Update the material below by replacing each "image-pixel" with "pixel-tile", and keep everything else the same.

▶ [Data in this exercise]
⁂

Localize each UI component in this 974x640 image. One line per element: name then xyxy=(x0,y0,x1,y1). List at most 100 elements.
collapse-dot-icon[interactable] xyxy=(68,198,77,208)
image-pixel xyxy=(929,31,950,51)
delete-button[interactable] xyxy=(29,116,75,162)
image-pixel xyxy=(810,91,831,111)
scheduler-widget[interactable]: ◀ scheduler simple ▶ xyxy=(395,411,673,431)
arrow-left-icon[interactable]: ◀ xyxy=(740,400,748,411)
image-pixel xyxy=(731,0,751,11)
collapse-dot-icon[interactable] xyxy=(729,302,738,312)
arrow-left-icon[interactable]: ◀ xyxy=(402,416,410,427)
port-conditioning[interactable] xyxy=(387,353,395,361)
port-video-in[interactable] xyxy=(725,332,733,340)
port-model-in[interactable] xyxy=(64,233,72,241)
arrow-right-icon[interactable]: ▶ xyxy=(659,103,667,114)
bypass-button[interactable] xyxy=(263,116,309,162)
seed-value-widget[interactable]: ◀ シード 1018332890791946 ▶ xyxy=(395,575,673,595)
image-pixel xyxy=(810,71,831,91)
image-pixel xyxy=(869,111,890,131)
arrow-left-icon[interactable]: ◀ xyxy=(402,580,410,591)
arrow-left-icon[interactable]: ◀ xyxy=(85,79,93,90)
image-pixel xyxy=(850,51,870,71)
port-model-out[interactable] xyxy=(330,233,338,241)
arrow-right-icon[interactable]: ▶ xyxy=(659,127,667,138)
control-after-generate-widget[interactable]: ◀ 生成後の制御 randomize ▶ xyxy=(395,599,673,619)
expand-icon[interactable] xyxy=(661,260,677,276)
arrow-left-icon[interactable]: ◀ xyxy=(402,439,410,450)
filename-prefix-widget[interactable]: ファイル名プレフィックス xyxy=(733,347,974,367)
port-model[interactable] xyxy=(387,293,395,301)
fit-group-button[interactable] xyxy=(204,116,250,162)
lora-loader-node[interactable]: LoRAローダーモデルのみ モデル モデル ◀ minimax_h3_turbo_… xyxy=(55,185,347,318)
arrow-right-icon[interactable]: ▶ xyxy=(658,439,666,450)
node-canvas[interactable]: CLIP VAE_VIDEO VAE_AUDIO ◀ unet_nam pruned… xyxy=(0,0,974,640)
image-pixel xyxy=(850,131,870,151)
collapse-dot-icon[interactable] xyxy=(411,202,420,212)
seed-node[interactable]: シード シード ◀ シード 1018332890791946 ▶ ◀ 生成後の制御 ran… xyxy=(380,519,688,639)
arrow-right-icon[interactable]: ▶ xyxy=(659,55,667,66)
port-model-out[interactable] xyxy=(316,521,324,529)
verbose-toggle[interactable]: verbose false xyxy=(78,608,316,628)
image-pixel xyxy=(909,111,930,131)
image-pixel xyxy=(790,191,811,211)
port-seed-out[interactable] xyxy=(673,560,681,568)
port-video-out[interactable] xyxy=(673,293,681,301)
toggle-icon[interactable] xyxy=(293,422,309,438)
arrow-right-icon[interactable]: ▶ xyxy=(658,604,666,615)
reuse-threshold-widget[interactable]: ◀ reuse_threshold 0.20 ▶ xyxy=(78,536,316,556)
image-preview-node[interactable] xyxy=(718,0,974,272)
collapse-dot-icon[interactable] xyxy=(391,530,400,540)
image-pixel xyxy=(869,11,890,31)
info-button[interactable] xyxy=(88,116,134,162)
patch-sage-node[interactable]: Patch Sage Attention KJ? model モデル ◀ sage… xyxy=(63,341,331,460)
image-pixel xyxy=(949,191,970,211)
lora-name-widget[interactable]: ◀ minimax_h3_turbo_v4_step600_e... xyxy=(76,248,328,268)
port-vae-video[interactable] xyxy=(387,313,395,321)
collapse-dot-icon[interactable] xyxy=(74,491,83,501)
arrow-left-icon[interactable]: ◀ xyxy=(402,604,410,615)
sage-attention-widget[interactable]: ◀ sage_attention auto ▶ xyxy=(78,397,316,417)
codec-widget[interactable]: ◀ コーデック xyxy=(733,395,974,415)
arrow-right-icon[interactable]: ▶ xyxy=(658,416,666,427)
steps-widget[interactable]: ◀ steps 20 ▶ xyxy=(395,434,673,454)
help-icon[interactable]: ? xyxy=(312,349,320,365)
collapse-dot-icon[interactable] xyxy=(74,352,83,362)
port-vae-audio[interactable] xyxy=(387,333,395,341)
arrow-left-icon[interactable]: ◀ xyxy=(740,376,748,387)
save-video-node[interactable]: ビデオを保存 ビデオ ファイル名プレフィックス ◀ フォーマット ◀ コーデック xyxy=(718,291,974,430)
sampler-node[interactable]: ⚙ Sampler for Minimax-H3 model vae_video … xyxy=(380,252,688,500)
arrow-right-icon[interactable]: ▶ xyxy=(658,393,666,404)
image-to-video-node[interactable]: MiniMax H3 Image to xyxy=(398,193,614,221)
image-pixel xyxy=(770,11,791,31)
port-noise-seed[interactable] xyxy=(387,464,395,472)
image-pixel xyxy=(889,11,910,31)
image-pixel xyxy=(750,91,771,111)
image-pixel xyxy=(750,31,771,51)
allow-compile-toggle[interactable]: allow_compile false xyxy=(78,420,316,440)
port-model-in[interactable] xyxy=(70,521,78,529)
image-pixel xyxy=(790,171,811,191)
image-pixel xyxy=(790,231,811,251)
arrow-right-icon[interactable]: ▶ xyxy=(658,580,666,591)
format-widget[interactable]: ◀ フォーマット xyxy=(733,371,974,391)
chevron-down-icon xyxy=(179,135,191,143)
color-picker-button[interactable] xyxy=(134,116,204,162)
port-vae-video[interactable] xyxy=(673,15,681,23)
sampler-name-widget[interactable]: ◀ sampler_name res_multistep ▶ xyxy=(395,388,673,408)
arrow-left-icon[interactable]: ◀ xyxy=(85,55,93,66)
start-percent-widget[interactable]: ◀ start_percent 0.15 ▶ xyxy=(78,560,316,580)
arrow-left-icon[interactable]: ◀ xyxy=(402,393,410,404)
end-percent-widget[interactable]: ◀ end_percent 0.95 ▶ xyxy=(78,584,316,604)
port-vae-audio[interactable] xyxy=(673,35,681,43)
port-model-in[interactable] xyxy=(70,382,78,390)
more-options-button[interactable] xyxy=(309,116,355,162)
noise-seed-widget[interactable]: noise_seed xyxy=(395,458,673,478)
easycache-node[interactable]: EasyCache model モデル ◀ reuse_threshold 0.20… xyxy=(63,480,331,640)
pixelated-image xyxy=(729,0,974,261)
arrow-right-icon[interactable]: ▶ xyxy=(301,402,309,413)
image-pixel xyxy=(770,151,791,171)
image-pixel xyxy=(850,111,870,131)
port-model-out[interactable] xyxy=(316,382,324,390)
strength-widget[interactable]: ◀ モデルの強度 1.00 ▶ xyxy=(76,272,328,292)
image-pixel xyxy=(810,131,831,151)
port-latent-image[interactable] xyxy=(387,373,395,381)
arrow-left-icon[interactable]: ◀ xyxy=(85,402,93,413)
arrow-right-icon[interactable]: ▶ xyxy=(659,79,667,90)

⁂

▶ [Final answer]
Localize each UI component in this 974x640 image. One line per element: name then xyxy=(x0,y0,x1,y1). List at most 100 elements.
collapse-dot-icon[interactable] xyxy=(68,198,77,208)
pixel-tile xyxy=(929,31,950,51)
delete-button[interactable] xyxy=(29,116,75,162)
pixel-tile xyxy=(810,91,831,111)
scheduler-widget[interactable]: ◀ scheduler simple ▶ xyxy=(395,411,673,431)
arrow-left-icon[interactable]: ◀ xyxy=(740,400,748,411)
pixel-tile xyxy=(731,0,751,11)
collapse-dot-icon[interactable] xyxy=(729,302,738,312)
arrow-left-icon[interactable]: ◀ xyxy=(402,416,410,427)
port-conditioning[interactable] xyxy=(387,353,395,361)
port-video-in[interactable] xyxy=(725,332,733,340)
port-model-in[interactable] xyxy=(64,233,72,241)
arrow-right-icon[interactable]: ▶ xyxy=(659,103,667,114)
bypass-button[interactable] xyxy=(263,116,309,162)
seed-value-widget[interactable]: ◀ シード 1018332890791946 ▶ xyxy=(395,575,673,595)
pixel-tile xyxy=(810,71,831,91)
pixel-tile xyxy=(869,111,890,131)
arrow-left-icon[interactable]: ◀ xyxy=(402,580,410,591)
arrow-left-icon[interactable]: ◀ xyxy=(85,79,93,90)
pixel-tile xyxy=(850,51,870,71)
port-model-out[interactable] xyxy=(330,233,338,241)
arrow-right-icon[interactable]: ▶ xyxy=(659,127,667,138)
control-after-generate-widget[interactable]: ◀ 生成後の制御 randomize ▶ xyxy=(395,599,673,619)
expand-icon[interactable] xyxy=(661,260,677,276)
arrow-left-icon[interactable]: ◀ xyxy=(402,439,410,450)
filename-prefix-widget[interactable]: ファイル名プレフィックス xyxy=(733,347,974,367)
port-model[interactable] xyxy=(387,293,395,301)
fit-group-button[interactable] xyxy=(204,116,250,162)
lora-loader-node[interactable]: LoRAローダーモデルのみ モデル モデル ◀ minimax_h3_turbo_… xyxy=(55,185,347,318)
arrow-right-icon[interactable]: ▶ xyxy=(658,439,666,450)
node-canvas[interactable]: CLIP VAE_VIDEO VAE_AUDIO ◀ unet_nam pruned… xyxy=(0,0,974,640)
pixel-tile xyxy=(850,131,870,151)
collapse-dot-icon[interactable] xyxy=(411,202,420,212)
seed-node[interactable]: シード シード ◀ シード 1018332890791946 ▶ ◀ 生成後の制御 ran… xyxy=(380,519,688,639)
arrow-right-icon[interactable]: ▶ xyxy=(659,55,667,66)
port-model-out[interactable] xyxy=(316,521,324,529)
verbose-toggle[interactable]: verbose false xyxy=(78,608,316,628)
pixel-tile xyxy=(909,111,930,131)
pixel-tile xyxy=(790,191,811,211)
port-seed-out[interactable] xyxy=(673,560,681,568)
port-video-out[interactable] xyxy=(673,293,681,301)
toggle-icon[interactable] xyxy=(293,422,309,438)
arrow-right-icon[interactable]: ▶ xyxy=(658,604,666,615)
reuse-threshold-widget[interactable]: ◀ reuse_threshold 0.20 ▶ xyxy=(78,536,316,556)
image-preview-node[interactable] xyxy=(718,0,974,272)
collapse-dot-icon[interactable] xyxy=(391,530,400,540)
pixel-tile xyxy=(869,11,890,31)
info-button[interactable] xyxy=(88,116,134,162)
patch-sage-node[interactable]: Patch Sage Attention KJ? model モデル ◀ sage… xyxy=(63,341,331,460)
pixel-tile xyxy=(949,191,970,211)
lora-name-widget[interactable]: ◀ minimax_h3_turbo_v4_step600_e... xyxy=(76,248,328,268)
port-vae-video[interactable] xyxy=(387,313,395,321)
collapse-dot-icon[interactable] xyxy=(74,491,83,501)
arrow-left-icon[interactable]: ◀ xyxy=(402,604,410,615)
sage-attention-widget[interactable]: ◀ sage_attention auto ▶ xyxy=(78,397,316,417)
codec-widget[interactable]: ◀ コーデック xyxy=(733,395,974,415)
arrow-right-icon[interactable]: ▶ xyxy=(658,416,666,427)
steps-widget[interactable]: ◀ steps 20 ▶ xyxy=(395,434,673,454)
help-icon[interactable]: ? xyxy=(312,349,320,365)
collapse-dot-icon[interactable] xyxy=(74,352,83,362)
port-vae-audio[interactable] xyxy=(387,333,395,341)
arrow-left-icon[interactable]: ◀ xyxy=(740,376,748,387)
save-video-node[interactable]: ビデオを保存 ビデオ ファイル名プレフィックス ◀ フォーマット ◀ コーデック xyxy=(718,291,974,430)
sampler-node[interactable]: ⚙ Sampler for Minimax-H3 model vae_video … xyxy=(380,252,688,500)
arrow-right-icon[interactable]: ▶ xyxy=(658,393,666,404)
image-to-video-node[interactable]: MiniMax H3 Image to xyxy=(398,193,614,221)
pixel-tile xyxy=(770,11,791,31)
port-noise-seed[interactable] xyxy=(387,464,395,472)
pixel-tile xyxy=(889,11,910,31)
pixel-tile xyxy=(750,91,771,111)
pixel-tile xyxy=(750,31,771,51)
allow-compile-toggle[interactable]: allow_compile false xyxy=(78,420,316,440)
port-model-in[interactable] xyxy=(70,521,78,529)
pixel-tile xyxy=(790,171,811,191)
pixel-tile xyxy=(790,231,811,251)
arrow-right-icon[interactable]: ▶ xyxy=(658,580,666,591)
format-widget[interactable]: ◀ フォーマット xyxy=(733,371,974,391)
chevron-down-icon xyxy=(179,135,191,143)
color-picker-button[interactable] xyxy=(134,116,204,162)
port-vae-video[interactable] xyxy=(673,15,681,23)
sampler-name-widget[interactable]: ◀ sampler_name res_multistep ▶ xyxy=(395,388,673,408)
arrow-left-icon[interactable]: ◀ xyxy=(85,55,93,66)
start-percent-widget[interactable]: ◀ start_percent 0.15 ▶ xyxy=(78,560,316,580)
arrow-left-icon[interactable]: ◀ xyxy=(402,393,410,404)
end-percent-widget[interactable]: ◀ end_percent 0.95 ▶ xyxy=(78,584,316,604)
port-vae-audio[interactable] xyxy=(673,35,681,43)
port-model-in[interactable] xyxy=(70,382,78,390)
more-options-button[interactable] xyxy=(309,116,355,162)
noise-seed-widget[interactable]: noise_seed xyxy=(395,458,673,478)
easycache-node[interactable]: EasyCache model モデル ◀ reuse_threshold 0.20… xyxy=(63,480,331,640)
pixelated-image xyxy=(729,0,974,261)
arrow-right-icon[interactable]: ▶ xyxy=(301,402,309,413)
pixel-tile xyxy=(770,151,791,171)
pixel-tile xyxy=(850,111,870,131)
port-model-out[interactable] xyxy=(316,382,324,390)
strength-widget[interactable]: ◀ モデルの強度 1.00 ▶ xyxy=(76,272,328,292)
pixel-tile xyxy=(810,131,831,151)
port-latent-image[interactable] xyxy=(387,373,395,381)
arrow-left-icon[interactable]: ◀ xyxy=(85,402,93,413)
arrow-right-icon[interactable]: ▶ xyxy=(659,79,667,90)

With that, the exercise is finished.